Fibril-filled elastomer compositions

Details Fibril-filled elastomer compositions Fibril-filled elastomer compositions

1995-04-11

2002-06-11

Hendrickson, Stuart L. (Department: 1754)

Synthetic resins or natural rubbers -- part of the class 520 ser

Synthetic resins

At least one aryl ring which is part of a fused or bridged...

C524S496000, C252S502000, C252S511000, C264S105000

Reexamination Certificate

active

06403696

ABSTRACT:

BACKGROUND OF THE INVENTION
This application is a continuation-in-part of Snyder et al., U.S. Ser. No. 149,573 entitled “Carbon Fibrils” filed Jan. 28, 1988, now abandoned which is a continuation-in-part of Tennent et al., U.S. Ser. No. 872,215 entitled Novel Carbon Fibrils, Method for Producing Same and Compositions Containing Same, filed Jun. 6, 1986, now abandoned, which is a continuation-in-part of Tennent, U.S. Ser. No. 678,701 entitled Carbon Fibrils, Method for Producing Same and Compositions Containing Same, filed Dec. 6, 1984, now U.S. Pat. No. 4,663,230 which are assigned to the same assignee as the present application and hereby incorporated by reference in their entirety.
This invention relates to elastomeric composites.
Elastomers have been filled with a variety of materials. Such materials are used to improve the mechanical or electrical properties of the elastomer matrix, or to reduce cost.

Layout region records

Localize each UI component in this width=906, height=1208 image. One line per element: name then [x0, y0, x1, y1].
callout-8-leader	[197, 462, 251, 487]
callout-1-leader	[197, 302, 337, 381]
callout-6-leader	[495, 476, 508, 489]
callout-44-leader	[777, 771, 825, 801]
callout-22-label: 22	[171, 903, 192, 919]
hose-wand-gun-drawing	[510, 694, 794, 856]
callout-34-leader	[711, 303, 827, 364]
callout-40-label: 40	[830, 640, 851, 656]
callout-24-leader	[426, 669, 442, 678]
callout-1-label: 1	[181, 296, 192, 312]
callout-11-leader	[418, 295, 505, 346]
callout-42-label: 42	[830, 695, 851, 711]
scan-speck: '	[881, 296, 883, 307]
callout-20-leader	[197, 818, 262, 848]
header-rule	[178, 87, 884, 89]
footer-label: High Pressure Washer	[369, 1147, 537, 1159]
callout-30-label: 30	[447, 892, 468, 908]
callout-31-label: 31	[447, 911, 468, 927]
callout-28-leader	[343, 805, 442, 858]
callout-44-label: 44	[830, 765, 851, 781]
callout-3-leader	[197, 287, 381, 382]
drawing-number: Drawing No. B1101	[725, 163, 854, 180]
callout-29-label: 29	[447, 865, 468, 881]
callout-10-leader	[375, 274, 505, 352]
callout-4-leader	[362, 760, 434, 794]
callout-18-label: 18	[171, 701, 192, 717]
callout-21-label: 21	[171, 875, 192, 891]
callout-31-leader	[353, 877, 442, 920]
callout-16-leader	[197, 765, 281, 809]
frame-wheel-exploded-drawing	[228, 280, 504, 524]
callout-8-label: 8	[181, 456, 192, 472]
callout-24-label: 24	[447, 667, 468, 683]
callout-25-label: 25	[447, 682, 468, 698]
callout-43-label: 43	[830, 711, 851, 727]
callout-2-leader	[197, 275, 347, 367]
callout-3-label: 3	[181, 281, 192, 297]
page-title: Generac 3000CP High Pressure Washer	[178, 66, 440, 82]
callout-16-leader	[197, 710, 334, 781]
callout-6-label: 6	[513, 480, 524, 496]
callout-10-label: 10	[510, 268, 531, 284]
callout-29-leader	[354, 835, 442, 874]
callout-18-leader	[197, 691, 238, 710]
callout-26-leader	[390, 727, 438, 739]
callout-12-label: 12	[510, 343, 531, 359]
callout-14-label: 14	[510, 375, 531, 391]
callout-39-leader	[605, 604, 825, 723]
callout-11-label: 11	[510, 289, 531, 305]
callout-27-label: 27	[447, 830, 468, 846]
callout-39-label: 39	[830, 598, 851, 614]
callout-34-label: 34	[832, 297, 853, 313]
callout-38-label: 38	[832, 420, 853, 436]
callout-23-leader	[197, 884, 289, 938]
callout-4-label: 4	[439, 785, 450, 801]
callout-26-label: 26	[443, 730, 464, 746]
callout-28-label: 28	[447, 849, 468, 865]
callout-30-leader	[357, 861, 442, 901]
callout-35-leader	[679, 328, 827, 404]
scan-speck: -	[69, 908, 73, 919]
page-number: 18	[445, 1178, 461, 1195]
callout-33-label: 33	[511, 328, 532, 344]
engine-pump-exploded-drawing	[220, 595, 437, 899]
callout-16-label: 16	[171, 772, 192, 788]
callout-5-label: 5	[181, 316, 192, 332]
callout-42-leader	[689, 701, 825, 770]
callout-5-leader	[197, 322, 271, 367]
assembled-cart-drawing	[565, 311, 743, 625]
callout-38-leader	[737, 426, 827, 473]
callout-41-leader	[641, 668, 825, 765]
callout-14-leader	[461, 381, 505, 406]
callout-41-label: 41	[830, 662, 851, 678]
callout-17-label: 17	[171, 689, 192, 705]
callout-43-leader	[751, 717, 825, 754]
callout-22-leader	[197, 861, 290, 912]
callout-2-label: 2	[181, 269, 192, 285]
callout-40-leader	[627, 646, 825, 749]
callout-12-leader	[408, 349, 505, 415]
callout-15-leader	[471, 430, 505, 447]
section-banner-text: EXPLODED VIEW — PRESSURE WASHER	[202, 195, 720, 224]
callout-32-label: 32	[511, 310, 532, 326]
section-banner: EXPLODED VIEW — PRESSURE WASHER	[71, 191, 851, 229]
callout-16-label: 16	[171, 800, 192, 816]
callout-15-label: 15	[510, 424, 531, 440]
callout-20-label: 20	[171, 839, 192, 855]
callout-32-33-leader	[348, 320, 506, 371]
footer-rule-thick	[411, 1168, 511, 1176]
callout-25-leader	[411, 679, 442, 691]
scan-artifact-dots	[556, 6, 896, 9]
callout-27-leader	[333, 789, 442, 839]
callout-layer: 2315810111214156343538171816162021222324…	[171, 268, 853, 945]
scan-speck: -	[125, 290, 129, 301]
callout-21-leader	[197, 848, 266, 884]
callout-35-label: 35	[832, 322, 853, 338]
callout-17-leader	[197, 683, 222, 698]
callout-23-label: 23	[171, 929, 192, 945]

## YOUR GOAL
Resume the patent text on fibril-filled elastomer compositions, picking up right after its final sentence.

## WRITTEN RESPONSE
Carbon fibrils are carbon filaments having diameters less than 500 nanometers. Examples of particular carbon fibrils and methods for preparing them are described in the above-referenced Snyder et al. and Tennent et al. applications; and the Tennent patent as well as in Tennent et al., U.S. Ser. No. 871,676 filed Jun. 6, 1986 (“Novel Carbon Fibrils, Method for Producing Same and Compositions Containing Same”); Tennent et al., U.S. Ser. No. 871,675 filed Jun. 6, 1986 (“Novel Carbon Fibrils, Method for Producing Same and Encapsulated Catalyst”); Mandeville et al., U.S. Ser. No. 285,817 filed Dec. 16, 1988 (“Fibrils”); and McCarthy et al., U.S. Ser. No. 351,967 filed May 15, 1989 (“Surface Treatment of Carbon Microfibers”), all of which are assigned to the same assignee as the present application and are hereby incorporated by reference in their entirety.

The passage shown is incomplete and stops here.